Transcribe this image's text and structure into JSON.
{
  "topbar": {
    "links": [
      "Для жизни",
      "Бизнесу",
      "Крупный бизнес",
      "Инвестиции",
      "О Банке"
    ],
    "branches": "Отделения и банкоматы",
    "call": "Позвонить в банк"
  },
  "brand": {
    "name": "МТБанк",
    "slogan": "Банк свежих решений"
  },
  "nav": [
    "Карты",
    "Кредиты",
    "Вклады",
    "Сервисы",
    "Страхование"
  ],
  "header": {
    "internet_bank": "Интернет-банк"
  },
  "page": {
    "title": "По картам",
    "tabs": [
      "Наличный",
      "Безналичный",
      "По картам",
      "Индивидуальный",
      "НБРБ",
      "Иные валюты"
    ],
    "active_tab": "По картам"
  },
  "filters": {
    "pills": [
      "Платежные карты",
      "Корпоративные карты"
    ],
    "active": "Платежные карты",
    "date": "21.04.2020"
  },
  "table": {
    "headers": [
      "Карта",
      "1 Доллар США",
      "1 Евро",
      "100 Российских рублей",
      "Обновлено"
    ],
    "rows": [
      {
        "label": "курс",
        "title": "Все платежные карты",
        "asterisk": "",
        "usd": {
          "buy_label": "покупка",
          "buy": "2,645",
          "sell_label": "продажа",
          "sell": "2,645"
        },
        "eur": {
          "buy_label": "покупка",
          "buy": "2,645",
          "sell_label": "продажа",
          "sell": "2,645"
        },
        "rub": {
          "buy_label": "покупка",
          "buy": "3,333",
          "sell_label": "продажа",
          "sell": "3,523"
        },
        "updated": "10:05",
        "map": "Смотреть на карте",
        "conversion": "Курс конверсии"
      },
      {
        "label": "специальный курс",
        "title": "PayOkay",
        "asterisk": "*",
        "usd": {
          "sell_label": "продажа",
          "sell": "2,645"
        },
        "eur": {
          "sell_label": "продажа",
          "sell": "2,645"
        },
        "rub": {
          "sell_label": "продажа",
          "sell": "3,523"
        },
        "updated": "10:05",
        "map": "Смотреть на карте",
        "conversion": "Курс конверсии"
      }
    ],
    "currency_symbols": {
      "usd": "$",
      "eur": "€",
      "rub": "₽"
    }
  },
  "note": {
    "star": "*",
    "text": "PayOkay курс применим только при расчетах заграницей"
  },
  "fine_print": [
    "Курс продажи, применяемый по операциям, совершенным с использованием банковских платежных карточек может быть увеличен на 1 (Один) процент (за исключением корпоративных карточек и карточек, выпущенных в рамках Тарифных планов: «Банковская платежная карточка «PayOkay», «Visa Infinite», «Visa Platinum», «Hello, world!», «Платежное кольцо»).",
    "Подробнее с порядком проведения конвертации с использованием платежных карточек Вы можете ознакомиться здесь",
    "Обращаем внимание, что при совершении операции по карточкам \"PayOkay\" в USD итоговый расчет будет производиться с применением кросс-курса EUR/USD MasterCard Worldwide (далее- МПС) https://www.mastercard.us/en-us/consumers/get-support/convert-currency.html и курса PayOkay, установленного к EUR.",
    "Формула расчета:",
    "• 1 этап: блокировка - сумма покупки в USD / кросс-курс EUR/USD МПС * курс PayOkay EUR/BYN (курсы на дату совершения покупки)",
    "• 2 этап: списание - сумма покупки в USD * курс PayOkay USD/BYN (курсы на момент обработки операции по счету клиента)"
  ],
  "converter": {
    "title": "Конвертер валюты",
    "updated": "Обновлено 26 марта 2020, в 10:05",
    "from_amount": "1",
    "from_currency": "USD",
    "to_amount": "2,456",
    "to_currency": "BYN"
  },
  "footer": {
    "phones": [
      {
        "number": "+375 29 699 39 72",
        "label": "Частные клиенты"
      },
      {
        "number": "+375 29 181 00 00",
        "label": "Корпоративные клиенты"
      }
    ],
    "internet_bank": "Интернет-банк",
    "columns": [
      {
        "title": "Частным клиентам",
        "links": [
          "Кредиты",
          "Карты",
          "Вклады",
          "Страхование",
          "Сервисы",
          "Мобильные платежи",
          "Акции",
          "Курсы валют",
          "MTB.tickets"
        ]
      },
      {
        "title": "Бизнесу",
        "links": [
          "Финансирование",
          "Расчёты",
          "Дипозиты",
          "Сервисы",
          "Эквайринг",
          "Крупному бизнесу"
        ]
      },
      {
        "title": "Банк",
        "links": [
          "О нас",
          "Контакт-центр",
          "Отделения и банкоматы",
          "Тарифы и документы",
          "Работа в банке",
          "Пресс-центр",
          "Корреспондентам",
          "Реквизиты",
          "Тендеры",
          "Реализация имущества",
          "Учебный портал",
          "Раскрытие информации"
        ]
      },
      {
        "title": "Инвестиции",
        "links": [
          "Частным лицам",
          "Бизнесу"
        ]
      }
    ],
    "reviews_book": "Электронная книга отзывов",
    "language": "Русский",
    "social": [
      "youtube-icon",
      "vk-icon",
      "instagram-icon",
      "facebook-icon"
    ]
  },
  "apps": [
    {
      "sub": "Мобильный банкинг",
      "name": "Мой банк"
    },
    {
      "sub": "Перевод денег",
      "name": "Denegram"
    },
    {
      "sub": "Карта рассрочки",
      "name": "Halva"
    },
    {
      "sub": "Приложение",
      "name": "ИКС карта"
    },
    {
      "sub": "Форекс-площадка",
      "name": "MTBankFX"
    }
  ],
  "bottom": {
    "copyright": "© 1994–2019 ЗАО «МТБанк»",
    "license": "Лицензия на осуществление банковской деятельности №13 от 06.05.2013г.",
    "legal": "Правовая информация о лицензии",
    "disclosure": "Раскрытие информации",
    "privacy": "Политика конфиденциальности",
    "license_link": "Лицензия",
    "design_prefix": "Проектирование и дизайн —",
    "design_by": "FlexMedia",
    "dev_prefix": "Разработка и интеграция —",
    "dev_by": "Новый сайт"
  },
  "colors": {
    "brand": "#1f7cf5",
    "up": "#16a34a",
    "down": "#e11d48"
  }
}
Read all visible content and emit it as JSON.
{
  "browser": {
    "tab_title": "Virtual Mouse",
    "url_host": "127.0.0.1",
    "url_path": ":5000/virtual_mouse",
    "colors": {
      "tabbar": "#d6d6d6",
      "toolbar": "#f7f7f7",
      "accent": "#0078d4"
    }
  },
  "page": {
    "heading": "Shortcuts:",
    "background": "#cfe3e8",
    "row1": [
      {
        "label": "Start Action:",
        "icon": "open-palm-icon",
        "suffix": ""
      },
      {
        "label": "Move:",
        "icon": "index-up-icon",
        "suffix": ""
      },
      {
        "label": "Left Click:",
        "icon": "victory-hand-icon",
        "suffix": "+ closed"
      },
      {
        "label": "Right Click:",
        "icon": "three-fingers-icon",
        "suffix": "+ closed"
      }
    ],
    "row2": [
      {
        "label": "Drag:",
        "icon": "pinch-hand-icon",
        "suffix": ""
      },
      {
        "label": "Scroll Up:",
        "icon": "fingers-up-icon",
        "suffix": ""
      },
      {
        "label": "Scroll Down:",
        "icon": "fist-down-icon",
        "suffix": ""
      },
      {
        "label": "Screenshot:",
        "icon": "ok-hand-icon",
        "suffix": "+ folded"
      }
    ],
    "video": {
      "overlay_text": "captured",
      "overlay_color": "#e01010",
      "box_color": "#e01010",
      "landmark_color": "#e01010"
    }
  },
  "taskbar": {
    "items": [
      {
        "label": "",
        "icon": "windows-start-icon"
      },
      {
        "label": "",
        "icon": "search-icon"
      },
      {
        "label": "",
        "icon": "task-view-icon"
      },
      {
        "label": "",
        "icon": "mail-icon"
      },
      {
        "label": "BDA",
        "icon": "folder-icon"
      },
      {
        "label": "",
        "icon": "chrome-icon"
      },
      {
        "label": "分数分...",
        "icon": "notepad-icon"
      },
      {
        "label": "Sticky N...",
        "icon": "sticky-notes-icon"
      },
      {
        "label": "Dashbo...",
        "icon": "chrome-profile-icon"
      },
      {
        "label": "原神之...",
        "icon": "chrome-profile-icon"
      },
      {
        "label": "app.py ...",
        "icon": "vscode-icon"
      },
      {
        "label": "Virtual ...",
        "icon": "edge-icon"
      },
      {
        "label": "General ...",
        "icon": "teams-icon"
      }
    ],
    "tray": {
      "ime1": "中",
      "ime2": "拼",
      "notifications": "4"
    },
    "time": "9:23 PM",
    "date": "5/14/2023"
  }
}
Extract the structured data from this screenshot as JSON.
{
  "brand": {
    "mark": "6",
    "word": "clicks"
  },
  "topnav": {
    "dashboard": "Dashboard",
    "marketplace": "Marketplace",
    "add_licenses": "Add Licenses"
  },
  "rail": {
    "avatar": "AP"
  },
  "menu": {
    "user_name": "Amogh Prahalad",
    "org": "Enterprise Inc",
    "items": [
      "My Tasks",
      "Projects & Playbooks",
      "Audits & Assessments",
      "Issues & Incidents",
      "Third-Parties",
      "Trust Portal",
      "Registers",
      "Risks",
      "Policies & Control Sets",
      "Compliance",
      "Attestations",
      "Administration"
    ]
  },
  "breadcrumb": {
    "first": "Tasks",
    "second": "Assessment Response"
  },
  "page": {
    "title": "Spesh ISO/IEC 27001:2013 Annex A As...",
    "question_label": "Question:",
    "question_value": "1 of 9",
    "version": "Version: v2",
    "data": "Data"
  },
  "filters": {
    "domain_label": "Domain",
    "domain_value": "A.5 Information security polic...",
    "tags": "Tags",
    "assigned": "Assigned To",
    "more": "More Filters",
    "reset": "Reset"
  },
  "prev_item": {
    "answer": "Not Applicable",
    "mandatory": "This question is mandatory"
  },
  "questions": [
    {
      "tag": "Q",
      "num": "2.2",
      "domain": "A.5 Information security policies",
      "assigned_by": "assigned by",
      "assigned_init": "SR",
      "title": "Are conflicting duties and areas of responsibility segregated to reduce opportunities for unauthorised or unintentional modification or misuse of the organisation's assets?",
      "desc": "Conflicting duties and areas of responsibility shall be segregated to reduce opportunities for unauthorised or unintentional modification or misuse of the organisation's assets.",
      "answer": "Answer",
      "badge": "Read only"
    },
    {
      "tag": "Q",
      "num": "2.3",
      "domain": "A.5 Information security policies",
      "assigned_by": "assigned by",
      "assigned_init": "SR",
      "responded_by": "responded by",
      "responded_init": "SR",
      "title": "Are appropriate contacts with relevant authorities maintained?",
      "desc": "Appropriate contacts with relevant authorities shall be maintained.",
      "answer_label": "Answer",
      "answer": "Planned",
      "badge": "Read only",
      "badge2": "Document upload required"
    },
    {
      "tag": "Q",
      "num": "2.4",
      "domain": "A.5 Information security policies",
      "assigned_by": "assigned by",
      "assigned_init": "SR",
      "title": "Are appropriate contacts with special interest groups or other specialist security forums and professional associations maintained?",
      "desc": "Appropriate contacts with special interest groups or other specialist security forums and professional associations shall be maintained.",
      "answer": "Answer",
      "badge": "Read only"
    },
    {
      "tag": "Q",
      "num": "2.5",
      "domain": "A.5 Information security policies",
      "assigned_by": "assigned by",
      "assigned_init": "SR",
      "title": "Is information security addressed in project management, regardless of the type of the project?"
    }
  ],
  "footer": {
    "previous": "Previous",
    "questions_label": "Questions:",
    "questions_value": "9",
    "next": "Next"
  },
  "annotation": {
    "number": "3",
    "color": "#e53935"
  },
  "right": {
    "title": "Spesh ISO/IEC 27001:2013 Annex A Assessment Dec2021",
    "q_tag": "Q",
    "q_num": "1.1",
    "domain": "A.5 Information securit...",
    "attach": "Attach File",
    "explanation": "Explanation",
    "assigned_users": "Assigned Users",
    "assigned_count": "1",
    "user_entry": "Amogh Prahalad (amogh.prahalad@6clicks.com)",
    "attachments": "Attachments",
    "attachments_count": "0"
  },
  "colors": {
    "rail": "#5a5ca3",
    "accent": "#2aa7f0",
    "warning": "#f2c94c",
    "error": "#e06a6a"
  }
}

□ □ □

**DO THIS**
From the entries above, pull out each line that includes "Корпоративные".

**EXERCISE ANSWER**
      "Корпоративные карты"
        "label": "Корпоративные клиенты"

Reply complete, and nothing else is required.